▸ Requirement
Each line of the material below that holds the word "工程概况" needs to be copied.

Records excerpted from a collection:
◇ ◇ ◇ ◇ ◇

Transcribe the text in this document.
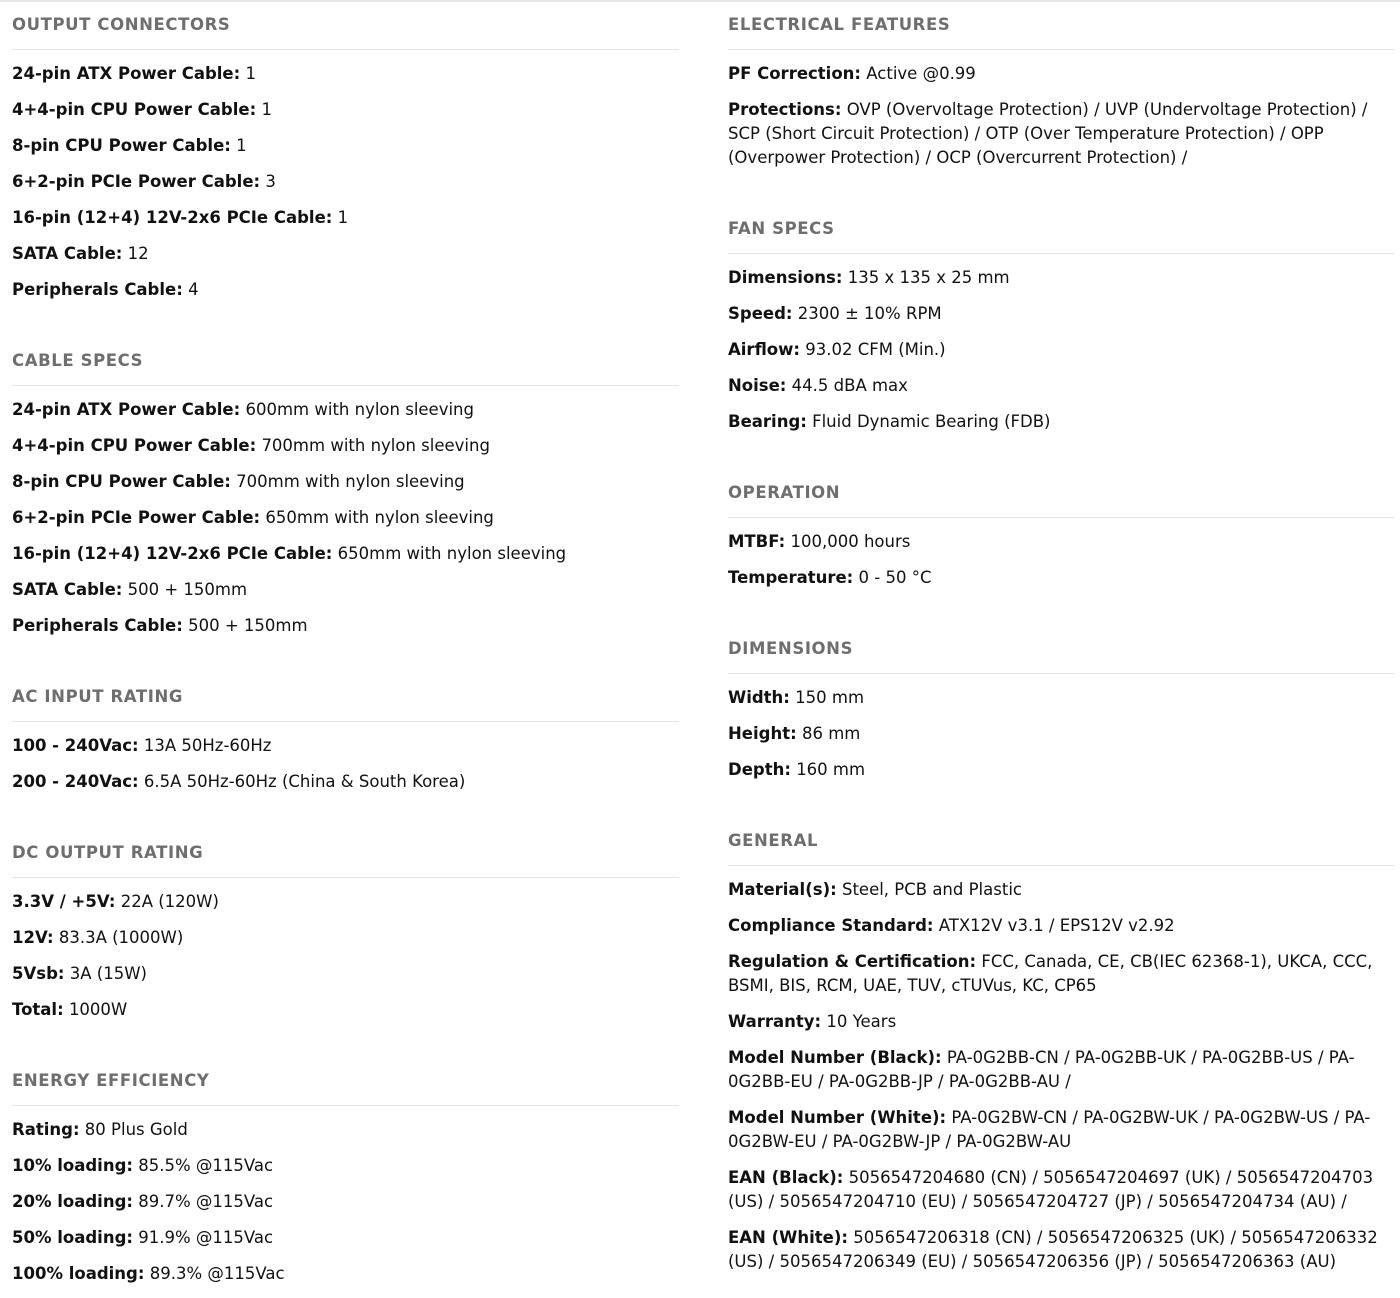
OUTPUT CONNECTORS
24-pin ATX Power Cable: 1
4+4-pin CPU Power Cable: 1
8-pin CPU Power Cable: 1
6+2-pin PCIe Power Cable: 3
16-pin (12+4) 12V-2x6 PCIe Cable: 1
SATA Cable: 12
Peripherals Cable: 4
CABLE SPECS
24-pin ATX Power Cable: 600mm with nylon sleeving
4+4-pin CPU Power Cable: 700mm with nylon sleeving
8-pin CPU Power Cable: 700mm with nylon sleeving
6+2-pin PCIe Power Cable: 650mm with nylon sleeving
16-pin (12+4) 12V-2x6 PCIe Cable: 650mm with nylon sleeving
SATA Cable: 500 + 150mm
Peripherals Cable: 500 + 150mm
AC INPUT RATING
100 - 240Vac: 13A 50Hz-60Hz
200 - 240Vac: 6.5A 50Hz-60Hz (China & South Korea)
DC OUTPUT RATING
3.3V / +5V: 22A (120W)
12V: 83.3A (1000W)
5Vsb: 3A (15W)
Total: 1000W
ENERGY EFFICIENCY
Rating: 80 Plus Gold
10% loading: 85.5% @115Vac
20% loading: 89.7% @115Vac
50% loading: 91.9% @115Vac
100% loading: 89.3% @115Vac
ELECTRICAL FEATURES
PF Correction: Active @0.99
Protections: OVP (Overvoltage Protection) / UVP (Undervoltage Protection) / SCP (Short Circuit Protection) / OTP (Over Temperature Protection) / OPP (Overpower Protection) / OCP (Overcurrent Protection) /
FAN SPECS
Dimensions: 135 x 135 x 25 mm
Speed: 2300 ± 10% RPM
Airflow: 93.02 CFM (Min.)
Noise: 44.5 dBA max
Bearing: Fluid Dynamic Bearing (FDB)
OPERATION
MTBF: 100,000 hours
Temperature: 0 - 50 °C
DIMENSIONS
Width: 150 mm
Height: 86 mm
Depth: 160 mm
GENERAL
Material(s): Steel, PCB and Plastic
Compliance Standard: ATX12V v3.1 / EPS12V v2.92
Regulation & Certification: FCC, Canada, CE, CB(IEC 62368-1), UKCA, CCC, BSMI, BIS, RCM, UAE, TUV, cTUVus, KC, CP65
Warranty: 10 Years
Model Number (Black): PA-0G2BB-CN / PA-0G2BB-UK / PA-0G2BB-US / PA-0G2BB-EU / PA-0G2BB-JP / PA-0G2BB-AU /
Model Number (White): PA-0G2BW-CN / PA-0G2BW-UK / PA-0G2BW-US / PA-0G2BW-EU / PA-0G2BW-JP / PA-0G2BW-AU
EAN (Black): 5056547204680 (CN) / 5056547204697 (UK) / 5056547204703 (US) / 5056547204710 (EU) / 5056547204727 (JP) / 5056547204734 (AU) /
EAN (White): 5056547206318 (CN) / 5056547206325 (UK) / 5056547206332 (US) / 5056547206349 (EU) / 5056547206356 (JP) / 5056547206363 (AU)
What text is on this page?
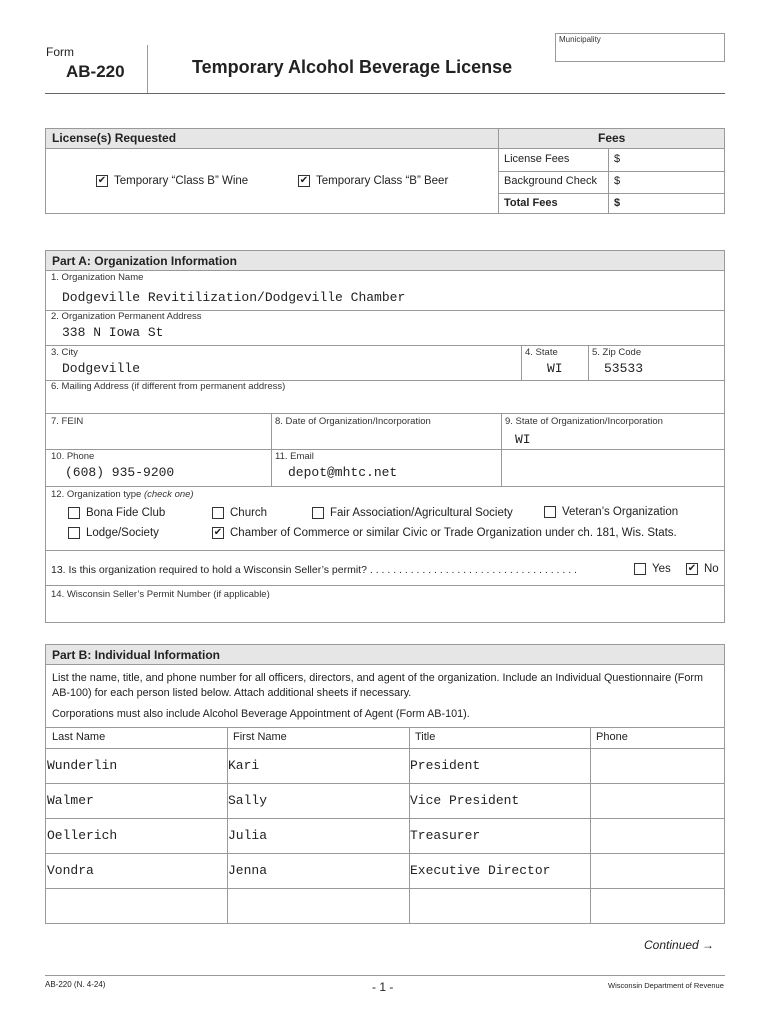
Municipality
Form
AB-220	Temporary Alcohol Beverage License
License(s) Requested	Fees
License Fees	$
Background Check $
Total Fees	$
✔Temporary “Class B” Wine ✔	Temporary Class “B” Beer
Part A: Organization Information
1. Organization Name
Dodgeville Revitilization/Dodgeville Chamber
2. Organization Permanent Address
338 N Iowa St
3. City
Dodgeville
4. State
WI
5. Zip Code
53533
6. Mailing Address (if different from permanent address)
7. FEIN	8. Date of Organization/Incorporation	9. State of Organization/Incorporation
WI
10. Phone
(608) 935-9200
11. Email
depot@mhtc.net
12. Organization type (check one)
Bona Fide Club	Church	Fair Association/Agricultural Society	Veteran’s Organization
Lodge/Society ✔	Chamber of Commerce or similar Civic or Trade Organization under ch. 181, Wis. Stats.
13. Is this organization required to hold a Wisconsin Seller’s permit? . . . . . . . . . . . . . . . . . . . . . . . . . . . . . . . . . . . .	Yes ✔	No
14. Wisconsin Seller’s Permit Number (if applicable)
Part B: Individual Information
List the name, title, and phone number for all officers, directors, and agent of the organization. Include an Individual Questionnaire (Form AB-100) for each person listed below. Attach additional sheets if necessary.
Corporations must also include Alcohol Beverage Appointment of Agent (Form AB-101).
Last Name	First Name	Title	Phone
Wunderlin	Kari	President
Walmer	Sally	Vice President
Oellerich	Julia	Treasurer
Vondra	Jenna	Executive Director
Continued →
AB-220 (N. 4-24)	- 1 -	Wisconsin Department of Revenue
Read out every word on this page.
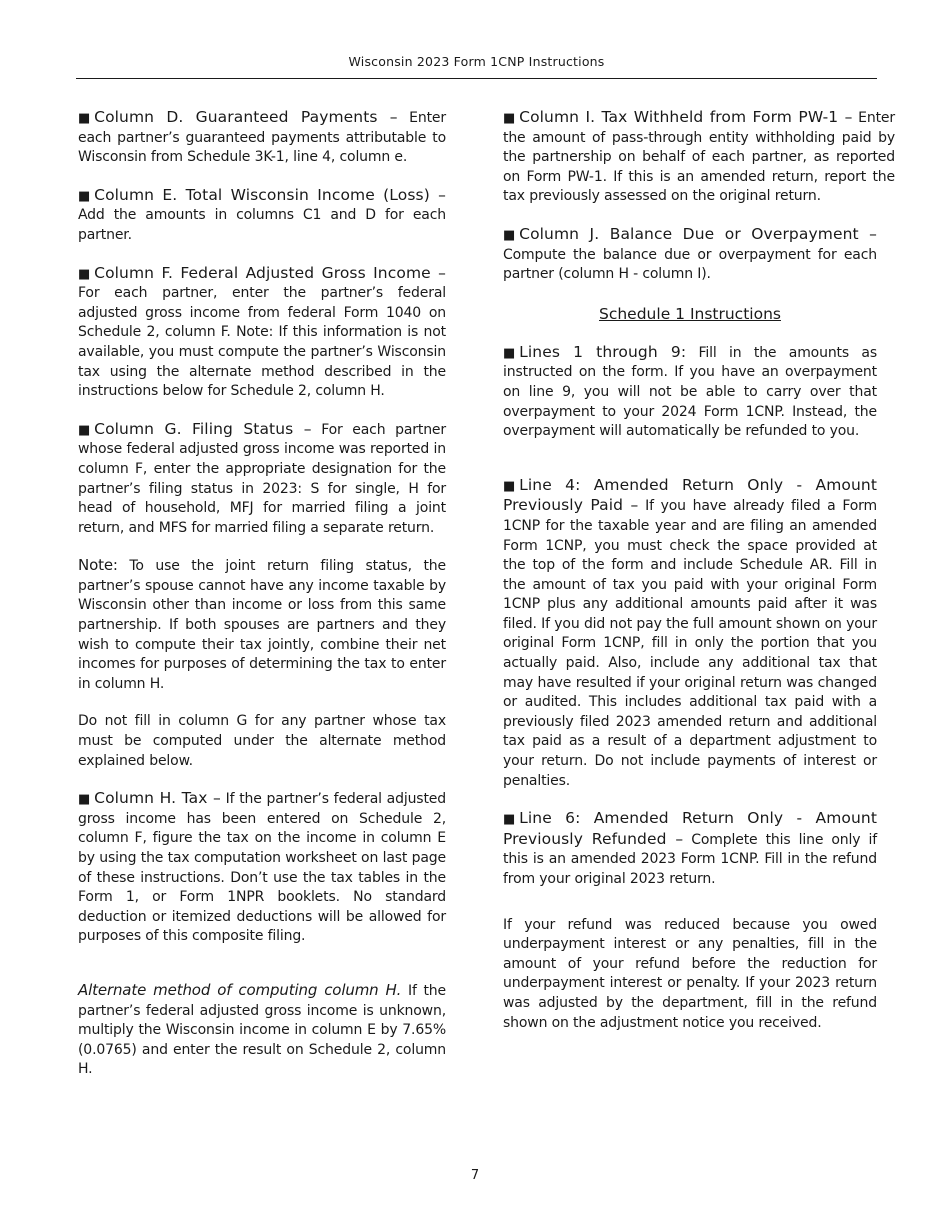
Wisconsin 2023 Form 1CNP Instructions

■ Column D. Guaranteed Payments – Enter each partner’s guaranteed payments attributable to Wisconsin from Schedule 3K-1, line 4, column e.

■ Column E. Total Wisconsin Income (Loss) – Add the amounts in columns C1 and D for each partner.

■ Column F. Federal Adjusted Gross Income – For each partner, enter the partner’s federal adjusted gross income from federal Form 1040 on Schedule 2, column F. Note: If this information is not available, you must compute the partner’s Wisconsin tax using the alternate method described in the instructions below for Schedule 2, column H.

■ Column G. Filing Status – For each partner whose federal adjusted gross income was reported in column F, enter the appropriate designation for the partner’s filing status in 2023: S for single, H for head of household, MFJ for married filing a joint return, and MFS for married filing a separate return.

Note: To use the joint return filing status, the partner’s spouse cannot have any income taxable by Wisconsin other than income or loss from this same partnership. If both spouses are partners and they wish to compute their tax jointly, combine their net incomes for purposes of determining the tax to enter in column H.

Do not fill in column G for any partner whose tax must be computed under the alternate method explained below.

■ Column H. Tax – If the partner’s federal adjusted gross income has been entered on Schedule 2, column F, figure the tax on the income in column E by using the tax computation worksheet on last page of these instructions. Don’t use the tax tables in the Form 1, or Form 1NPR booklets. No standard deduction or itemized deductions will be allowed for purposes of this composite filing.

Alternate method of computing column H. If the partner’s federal adjusted gross income is unknown, multiply the Wisconsin income in column E by 7.65% (0.0765) and enter the result on Schedule 2, column H.

■ Column I. Tax Withheld from Form PW-1 – Enter the amount of pass-through entity withholding paid by the partnership on behalf of each partner, as reported on Form PW-1. If this is an amended return, report the tax previously assessed on the original return.

■ Column J. Balance Due or Overpayment – Compute the balance due or overpayment for each partner (column H - column I).

Schedule 1 Instructions

■ Lines 1 through 9: Fill in the amounts as instructed on the form. If you have an overpayment on line 9, you will not be able to carry over that overpayment to your 2024 Form 1CNP. Instead, the overpayment will automatically be refunded to you.

■ Line 4: Amended Return Only - Amount Previously Paid – If you have already filed a Form 1CNP for the taxable year and are filing an amended Form 1CNP, you must check the space provided at the top of the form and include Schedule AR. Fill in the amount of tax you paid with your original Form 1CNP plus any additional amounts paid after it was filed. If you did not pay the full amount shown on your original Form 1CNP, fill in only the portion that you actually paid. Also, include any additional tax that may have resulted if your original return was changed or audited. This includes additional tax paid with a previously filed 2023 amended return and additional tax paid as a result of a department adjustment to your return. Do not include payments of interest or penalties.

■ Line 6: Amended Return Only - Amount Previously Refunded – Complete this line only if this is an amended 2023 Form 1CNP. Fill in the refund from your original 2023 return.

If your refund was reduced because you owed underpayment interest or any penalties, fill in the amount of your refund before the reduction for underpayment interest or penalty. If your 2023 return was adjusted by the department, fill in the refund shown on the adjustment notice you received.

7
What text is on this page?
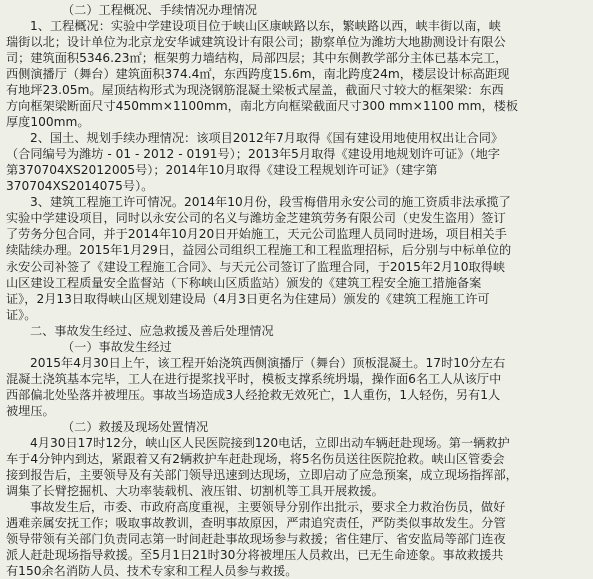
（二）工程概况、手续情况办理情况
1、工程概况：实验中学建设项目位于峡山区康峡路以东，繁峡路以西，峡丰街以南，峡
瑞街以北；设计单位为北京龙安华诚建筑设计有限公司；勘察单位为潍坊大地勘测设计有限公
司；建筑面积5346.23㎡；框架剪力墙结构，局部四层；其中东侧教学部分主体已基本完工，
西侧演播厅（舞台）建筑面积374.4㎡，东西跨度15.6m，南北跨度24m，楼层设计标高距现
有地坪23.05m。屋顶结构形式为现浇钢筋混凝土梁板式屋盖，截面尺寸较大的框架梁：东西
方向框架梁断面尺寸450mm×1100mm，南北方向框梁截面尺寸300 mm×1100 mm，楼板
厚度100mm。
2、国土、规划手续办理情况：该项目2012年7月取得《国有建设用地使用权出让合同》
（合同编号为潍坊 - 01 - 2012 - 0191号）；2013年5月取得《建设用地规划许可证》（地字
第370704XS2012005号）；2014年10月取得《建设工程规划许可证》（建字第
370704XS2014075号）。
3、建筑工程施工许可情况。2014年10月份，段雪梅借用永安公司的施工资质非法承揽了
实验中学建设项目，同时以永安公司的名义与潍坊金芝建筑劳务有限公司（史发生盗用）签订
了劳务分包合同，并于2014年10月20日开始施工，天元公司监理人员同时进场，项目相关手
续陆续办理。2015年1月29日，益园公司组织工程施工和工程监理招标，后分别与中标单位的
永安公司补签了《建设工程施工合同》、与天元公司签订了监理合同，于2015年2月10取得峡
山区建设工程质量安全监督站（下称峡山区质监站）颁发的《建筑工程安全施工措施备案
证》，2月13日取得峡山区规划建设局（4月3日更名为住建局）颁发的《建筑工程施工许可
证》。
二、事故发生经过、应急救援及善后处理情况
（一）事故发生经过
2015年4月30日上午，该工程开始浇筑西侧演播厅（舞台）顶板混凝土。17时10分左右
混凝土浇筑基本完毕，工人在进行提浆找平时，模板支撑系统坍塌，操作面6名工人从该厅中
西部偏北处坠落并被埋压。事故当场造成3人经抢救无效死亡，1人重伤，1人轻伤，另有1人
被埋压。
（二）救援及现场处置情况
4月30日17时12分，峡山区人民医院接到120电话，立即出动车辆赶赴现场。第一辆救护
车于4分钟内到达，紧跟着又有2辆救护车赶赴现场，将5名伤员送往医院抢救。峡山区管委会
接到报告后，主要领导及有关部门领导迅速到达现场，立即启动了应急预案，成立现场指挥部，
调集了长臂挖掘机、大功率装载机、液压钳、切割机等工具开展救援。
事故发生后，市委、市政府高度重视，主要领导分别作出批示，要求全力救治伤员，做好
遇难亲属安抚工作；吸取事故教训，查明事故原因，严肃追究责任，严防类似事故发生。分管
领导带领有关部门负责同志第一时间赶赴事故现场参与救援；省住建厅、省安监局等部门连夜
派人赶赴现场指导救援。至5月1日21时30分将被埋压人员救出，已无生命迹象。事故救援共
有150余名消防人员、技术专家和工程人员参与救援。
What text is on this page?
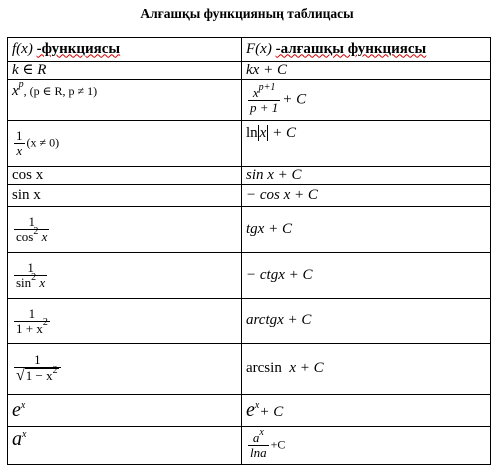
Алғашқы функцияның таблицасы
f(x) -функциясы	F(x) -алғашқы функциясы
k ∈ R	kx + C
$x^p$, (p ∈ R, p ≠ 1)	$\frac{x^{p+1}}{p + 1} + C$

$\frac{1}{x} (x \ne 0)$	ln x + C
cos x	sin x + C
sin x	− cos x + C

$\frac{1}{\cos^2 x}$	tgx + C

$\frac{1}{\sin^2 x}$	− ctgx + C

$\frac{1}{1 + x^2}$	arctgx + C

$\frac{1}{√1 - x^2}$	arcsin x + C
$e^x$	$e^x+ C$
$a^x$	$\frac{a^x}{\ln a} +C$
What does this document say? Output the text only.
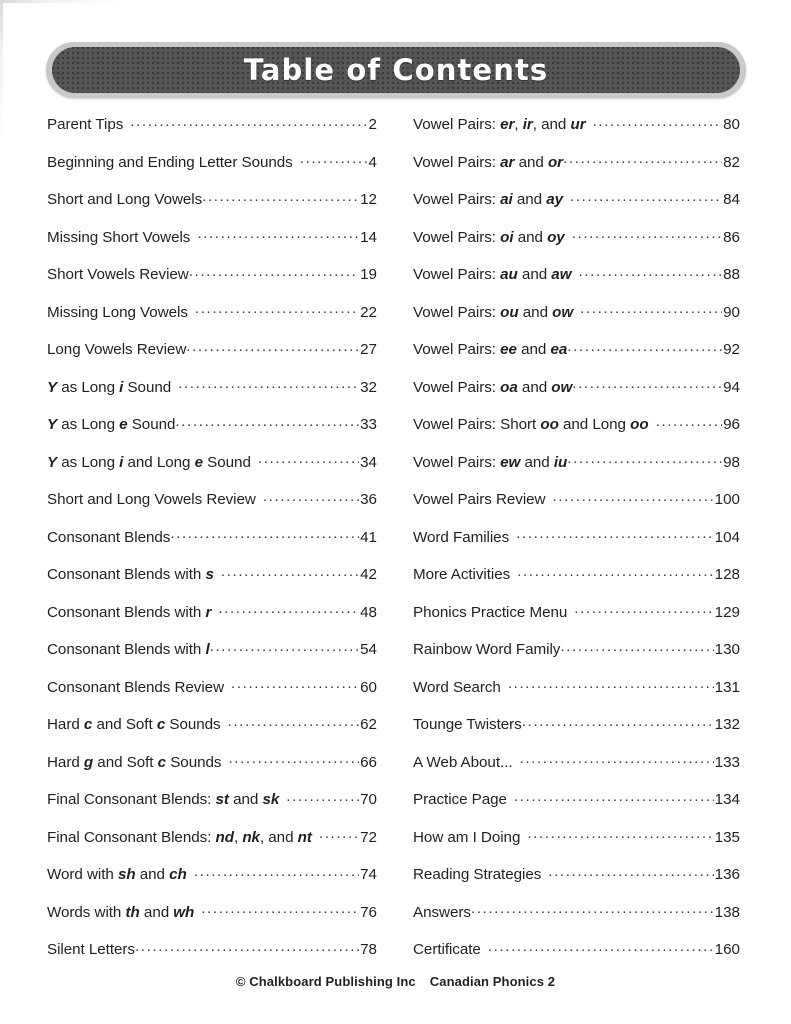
Table of Contents
Parent Tips .....	2
Beginning and Ending Letter Sounds .....	4
Short and Long Vowels .....	12
Missing Short Vowels .....	14
Short Vowels Review .....	19
Missing Long Vowels .....	22
Long Vowels Review .....	27
Y as Long i Sound .....	32
Y as Long e Sound .....	33
Y as Long i and Long e Sound .....	34
Short and Long Vowels Review .....	36
Consonant Blends .....	41
Consonant Blends with s .....	42
Consonant Blends with r .....	48
Consonant Blends with l .....	54
Consonant Blends Review .....	60
Hard c and Soft c Sounds .....	62
Hard g and Soft c Sounds .....	66
Final Consonant Blends: st and sk .....	70
Final Consonant Blends: nd, nk, and nt .....	72
Word with sh and ch .....	74
Words with th and wh .....	76
Silent Letters .....	78
Vowel Pairs: er, ir, and ur .....	80
Vowel Pairs: ar and or .....	82
Vowel Pairs: ai and ay .....	84
Vowel Pairs: oi and oy .....	86
Vowel Pairs: au and aw .....	88
Vowel Pairs: ou and ow .....	90
Vowel Pairs: ee and ea .....	92
Vowel Pairs: oa and ow .....	94
Vowel Pairs: Short oo and Long oo .....	96
Vowel Pairs: ew and iu .....	98
Vowel Pairs Review .....	100
Word Families .....	104
More Activities .....	128
Phonics Practice Menu .....	129
Rainbow Word Family .....	130
Word Search .....	131
Tounge Twisters .....	132
A Web About... .....	133
Practice Page .....	134
How am I Doing .....	135
Reading Strategies .....	136
Answers .....	138
Certificate .....	160
© Chalkboard Publishing Inc Canadian Phonics 2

◇ ◇ ◇ ◇ ◇

▸ Result of this task
（二）工程概况、手续情况办理情况
1、工程概况：实验中学建设项目位于峡山区康峡路以东，繁峡路以西，峡丰街以南，峡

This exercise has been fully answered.